[Begin Records supplied]
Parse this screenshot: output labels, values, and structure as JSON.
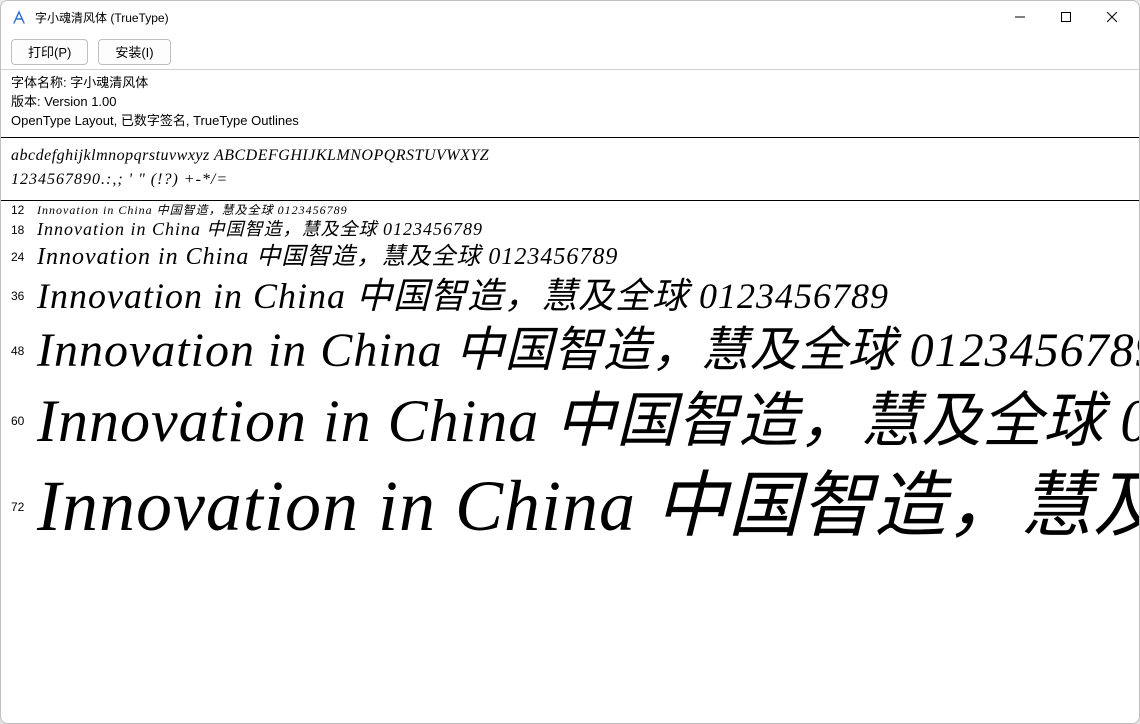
{
  "window": {
    "title": "字小魂清风体 (TrueType)"
  },
  "toolbar": {
    "print_label": "打印(P)",
    "install_label": "安装(I)"
  },
  "meta": {
    "name_label": "字体名称: ",
    "name_value": "字小魂清风体",
    "version_label": "版本: ",
    "version_value": "Version 1.00",
    "features": "OpenType Layout, 已数字签名, TrueType Outlines"
  },
  "charset": {
    "alpha": "abcdefghijklmnopqrstuvwxyz ABCDEFGHIJKLMNOPQRSTUVWXYZ",
    "digits": "1234567890.:,; ' \" (!?) +-*/="
  },
  "sample_text": "Innovation in China 中国智造，慧及全球 0123456789",
  "samples": [
    {
      "size": 12
    },
    {
      "size": 18
    },
    {
      "size": 24
    },
    {
      "size": 36
    },
    {
      "size": 48
    },
    {
      "size": 60
    },
    {
      "size": 72
    }
  ]
}
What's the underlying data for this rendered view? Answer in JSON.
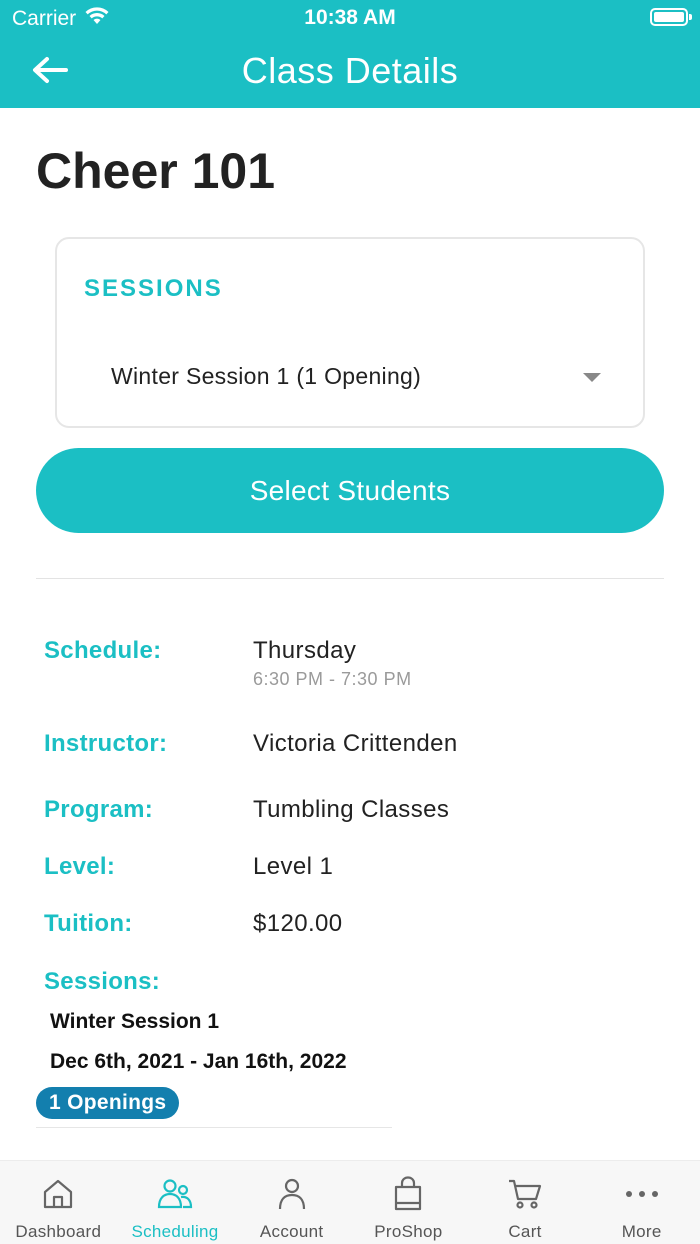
{
  "status_bar": {
    "carrier": "Carrier",
    "time": "10:38 AM"
  },
  "nav": {
    "title": "Class Details",
    "back_icon": "arrow-left-icon"
  },
  "class": {
    "title": "Cheer 101"
  },
  "sessions_card": {
    "label": "SESSIONS",
    "selected_value": "Winter Session 1 (1 Opening)"
  },
  "select_students_label": "Select Students",
  "details": {
    "schedule_label": "Schedule:",
    "schedule_day": "Thursday",
    "schedule_time": "6:30 PM - 7:30 PM",
    "instructor_label": "Instructor:",
    "instructor_value": "Victoria Crittenden",
    "program_label": "Program:",
    "program_value": "Tumbling Classes",
    "level_label": "Level:",
    "level_value": "Level 1",
    "tuition_label": "Tuition:",
    "tuition_value": "$120.00",
    "sessions_label": "Sessions:"
  },
  "session_entry": {
    "name": "Winter Session 1",
    "dates": "Dec 6th, 2021 - Jan 16th, 2022",
    "openings": "1 Openings"
  },
  "tabs": [
    {
      "label": "Dashboard",
      "icon": "home-icon",
      "active": false
    },
    {
      "label": "Scheduling",
      "icon": "people-icon",
      "active": true
    },
    {
      "label": "Account",
      "icon": "person-icon",
      "active": false
    },
    {
      "label": "ProShop",
      "icon": "shopping-bag-icon",
      "active": false
    },
    {
      "label": "Cart",
      "icon": "cart-icon",
      "active": false
    },
    {
      "label": "More",
      "icon": "more-dots-icon",
      "active": false
    }
  ],
  "colors": {
    "accent": "#1bbfc4",
    "badge": "#137fae",
    "tab_inactive": "#555555"
  }
}
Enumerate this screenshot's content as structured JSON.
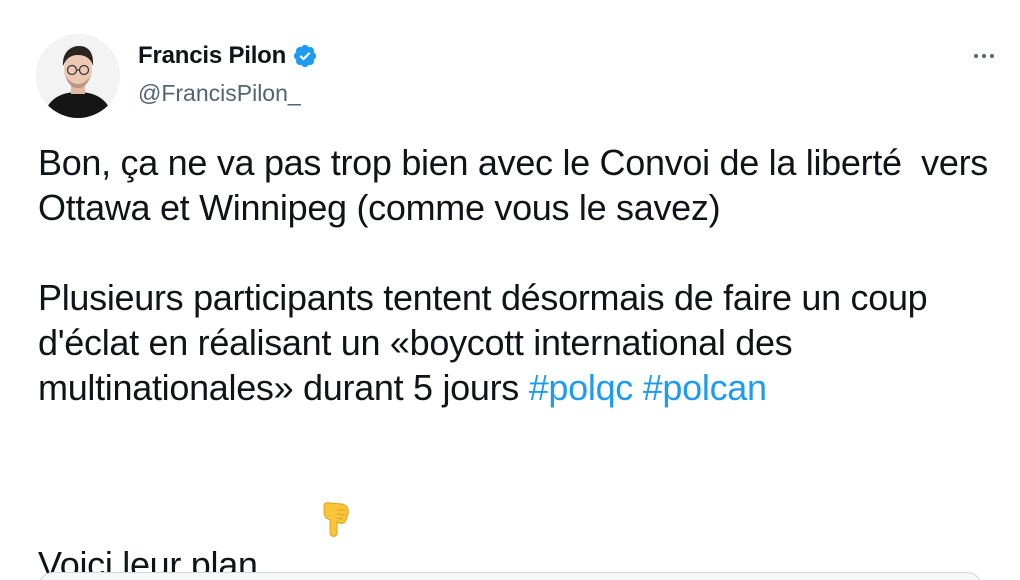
{
  "author": {
    "display_name": "Francis Pilon",
    "handle": "@FrancisPilon_",
    "verified": true,
    "verified_color": "#1d9bf0",
    "avatar_icon": "person-avatar"
  },
  "menu": {
    "icon": "more-dots-icon"
  },
  "tweet": {
    "paragraph1": "Bon, ça ne va pas trop bien avec le Convoi de la liberté  vers Ottawa et Winnipeg (comme vous le savez)",
    "paragraph2_text": "Plusieurs participants tentent désormais de faire un coup d'éclat en réalisant un «boycott international des multinationales» durant 5 jours ",
    "hashtags": [
      "#polqc",
      "#polcan"
    ],
    "paragraph3_text": "Voici leur plan",
    "paragraph3_emoji": "pointing-down-hand-icon"
  },
  "colors": {
    "text": "#0f1419",
    "secondary": "#536471",
    "link": "#1d9bf0"
  }
}
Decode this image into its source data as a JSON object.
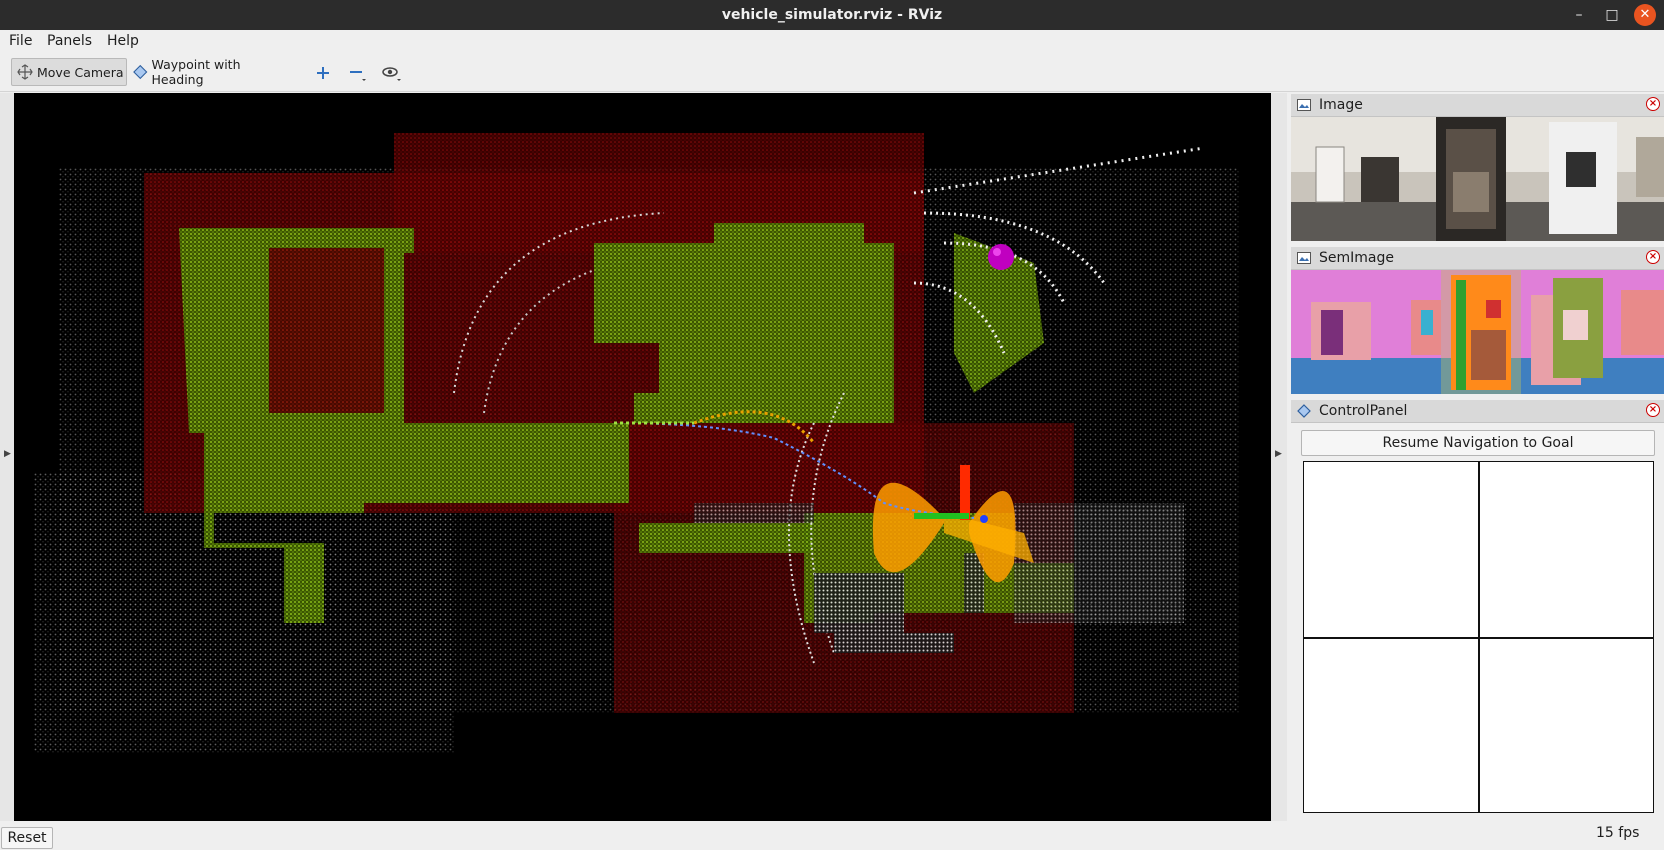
{
  "window": {
    "title": "vehicle_simulator.rviz - RViz"
  },
  "menu": {
    "file": "File",
    "panels": "Panels",
    "help": "Help"
  },
  "toolbar": {
    "move_camera": "Move Camera",
    "waypoint": "Waypoint with Heading",
    "icons": [
      "move-camera-icon",
      "waypoint-icon",
      "add-tool-icon",
      "remove-tool-icon",
      "view-icon"
    ]
  },
  "panels": {
    "image": {
      "title": "Image"
    },
    "sem_image": {
      "title": "SemImage"
    },
    "control": {
      "title": "ControlPanel",
      "resume_label": "Resume Navigation to Goal"
    }
  },
  "status": {
    "reset": "Reset",
    "fps": "15 fps"
  },
  "colors": {
    "titlebar": "#2c2c2c",
    "close": "#e95420",
    "viewport": "#000000",
    "accent_red": "#8b0000",
    "accent_green": "#7fb800",
    "accent_orange": "#ff9900",
    "goal_marker": "#c000c0"
  }
}
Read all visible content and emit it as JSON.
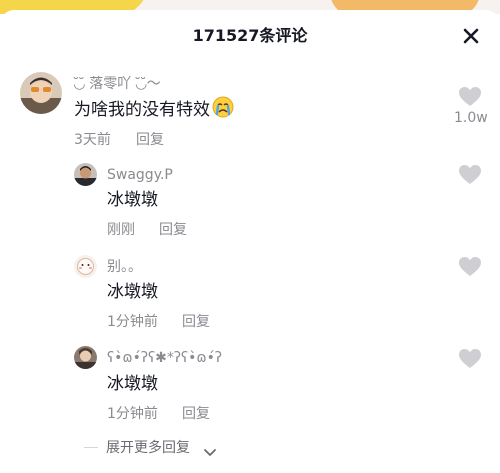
{
  "header": {
    "title": "171527条评论"
  },
  "main_comment": {
    "username": "◟̆◞̆ 落零吖 ◟̆◞̆～",
    "text": "为啥我的没有特效",
    "emoji": "crying-face-emoji",
    "time": "3天前",
    "reply_label": "回复",
    "likes": "1.0w"
  },
  "replies": [
    {
      "username": "Swaggy.P",
      "text": "冰墩墩",
      "time": "刚刚",
      "reply_label": "回复"
    },
    {
      "username": "别。。",
      "text": "冰墩墩",
      "time": "1分钟前",
      "reply_label": "回复"
    },
    {
      "username": "ʕ•̀ɷ•́ʔʕ✱*ʔʕ•̀ɷ•́ʔ",
      "text": "冰墩墩",
      "time": "1分钟前",
      "reply_label": "回复"
    }
  ],
  "expand": {
    "label": "展开更多回复"
  },
  "icons": {
    "close": "close-icon",
    "like": "heart-icon",
    "expand": "chevron-down-icon"
  },
  "colors": {
    "text": "#161823",
    "secondary": "#8a8b91",
    "heart": "#cfcfd3"
  }
}
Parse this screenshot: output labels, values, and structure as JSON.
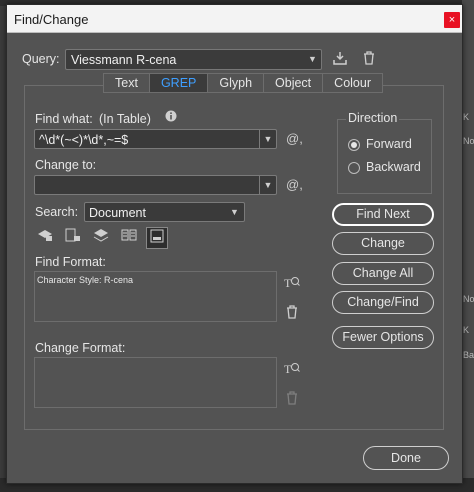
[End Records supplied]
*What is being asked*: What comes back should match the records exactly, minus any pictures.

*Correct result*:
Parse this screenshot: output labels, values, and structure as JSON.
{
  "window": {
    "title": "字小魂清风体 (TrueType)"
  },
  "toolbar": {
    "print_label": "打印(P)",
    "install_label": "安装(I)"
  },
  "meta": {
    "name_label": "字体名称: ",
    "name_value": "字小魂清风体",
    "version_label": "版本: ",
    "version_value": "Version 1.00",
    "features": "OpenType Layout, 已数字签名, TrueType Outlines"
  },
  "charset": {
    "alpha": "abcdefghijklmnopqrstuvwxyz ABCDEFGHIJKLMNOPQRSTUVWXYZ",
    "digits": "1234567890.:,; ' \" (!?) +-*/="
  },
  "sample_text": "Innovation in China 中国智造，慧及全球 0123456789",
  "samples": [
    {
      "size": 12
    },
    {
      "size": 18
    },
    {
      "size": 24
    },
    {
      "size": 36
    },
    {
      "size": 48
    },
    {
      "size": 60
    },
    {
      "size": 72
    }
  ]
}
What's the underlying data for this rendered view? Answer in JSON.
{
  "status_bar": {
    "carrier": "Carrier",
    "time": "10:38 AM"
  },
  "nav": {
    "title": "Class Details",
    "back_icon": "arrow-left-icon"
  },
  "class": {
    "title": "Cheer 101"
  },
  "sessions_card": {
    "label": "SESSIONS",
    "selected_value": "Winter Session 1 (1 Opening)"
  },
  "select_students_label": "Select Students",
  "details": {
    "schedule_label": "Schedule:",
    "schedule_day": "Thursday",
    "schedule_time": "6:30 PM - 7:30 PM",
    "instructor_label": "Instructor:",
    "instructor_value": "Victoria Crittenden",
    "program_label": "Program:",
    "program_value": "Tumbling Classes",
    "level_label": "Level:",
    "level_value": "Level 1",
    "tuition_label": "Tuition:",
    "tuition_value": "$120.00",
    "sessions_label": "Sessions:"
  },
  "session_entry": {
    "name": "Winter Session 1",
    "dates": "Dec 6th, 2021 - Jan 16th, 2022",
    "openings": "1 Openings"
  },
  "tabs": [
    {
      "label": "Dashboard",
      "icon": "home-icon",
      "active": false
    },
    {
      "label": "Scheduling",
      "icon": "people-icon",
      "active": true
    },
    {
      "label": "Account",
      "icon": "person-icon",
      "active": false
    },
    {
      "label": "ProShop",
      "icon": "shopping-bag-icon",
      "active": false
    },
    {
      "label": "Cart",
      "icon": "cart-icon",
      "active": false
    },
    {
      "label": "More",
      "icon": "more-dots-icon",
      "active": false
    }
  ],
  "colors": {
    "accent": "#1bbfc4",
    "badge": "#137fae",
    "tab_inactive": "#555555"
  }
}
Enumerate this screenshot's content as structured JSON.
{
  "author": {
    "display_name": "Francis Pilon",
    "handle": "@FrancisPilon_",
    "verified": true,
    "verified_color": "#1d9bf0",
    "avatar_icon": "person-avatar"
  },
  "menu": {
    "icon": "more-dots-icon"
  },
  "tweet": {
    "paragraph1": "Bon, ça ne va pas trop bien avec le Convoi de la liberté  vers Ottawa et Winnipeg (comme vous le savez)",
    "paragraph2_text": "Plusieurs participants tentent désormais de faire un coup d'éclat en réalisant un «boycott international des multinationales» durant 5 jours ",
    "hashtags": [
      "#polqc",
      "#polcan"
    ],
    "paragraph3_text": "Voici leur plan",
    "paragraph3_emoji": "pointing-down-hand-icon"
  },
  "colors": {
    "text": "#0f1419",
    "secondary": "#536471",
    "link": "#1d9bf0"
  }
}
Decode this image into its source data as a JSON object.
{
  "window": {
    "title": "vehicle_simulator.rviz - RViz"
  },
  "menu": {
    "file": "File",
    "panels": "Panels",
    "help": "Help"
  },
  "toolbar": {
    "move_camera": "Move Camera",
    "waypoint": "Waypoint with Heading",
    "icons": [
      "move-camera-icon",
      "waypoint-icon",
      "add-tool-icon",
      "remove-tool-icon",
      "view-icon"
    ]
  },
  "panels": {
    "image": {
      "title": "Image"
    },
    "sem_image": {
      "title": "SemImage"
    },
    "control": {
      "title": "ControlPanel",
      "resume_label": "Resume Navigation to Goal"
    }
  },
  "status": {
    "reset": "Reset",
    "fps": "15 fps"
  },
  "colors": {
    "titlebar": "#2c2c2c",
    "close": "#e95420",
    "viewport": "#000000",
    "accent_red": "#8b0000",
    "accent_green": "#7fb800",
    "accent_orange": "#ff9900",
    "goal_marker": "#c000c0"
  }
}
Read all visible content and emit it as JSON.
{
  "header": {
    "title": "171527条评论"
  },
  "main_comment": {
    "username": "◟̆◞̆ 落零吖 ◟̆◞̆～",
    "text": "为啥我的没有特效",
    "emoji": "crying-face-emoji",
    "time": "3天前",
    "reply_label": "回复",
    "likes": "1.0w"
  },
  "replies": [
    {
      "username": "Swaggy.P",
      "text": "冰墩墩",
      "time": "刚刚",
      "reply_label": "回复"
    },
    {
      "username": "别。。",
      "text": "冰墩墩",
      "time": "1分钟前",
      "reply_label": "回复"
    },
    {
      "username": "ʕ•̀ɷ•́ʔʕ✱*ʔʕ•̀ɷ•́ʔ",
      "text": "冰墩墩",
      "time": "1分钟前",
      "reply_label": "回复"
    }
  ],
  "expand": {
    "label": "展开更多回复"
  },
  "icons": {
    "close": "close-icon",
    "like": "heart-icon",
    "expand": "chevron-down-icon"
  },
  "colors": {
    "text": "#161823",
    "secondary": "#8a8b91",
    "heart": "#cfcfd3"
  }
}
Parse this screenshot: output labels, values, and structure as JSON.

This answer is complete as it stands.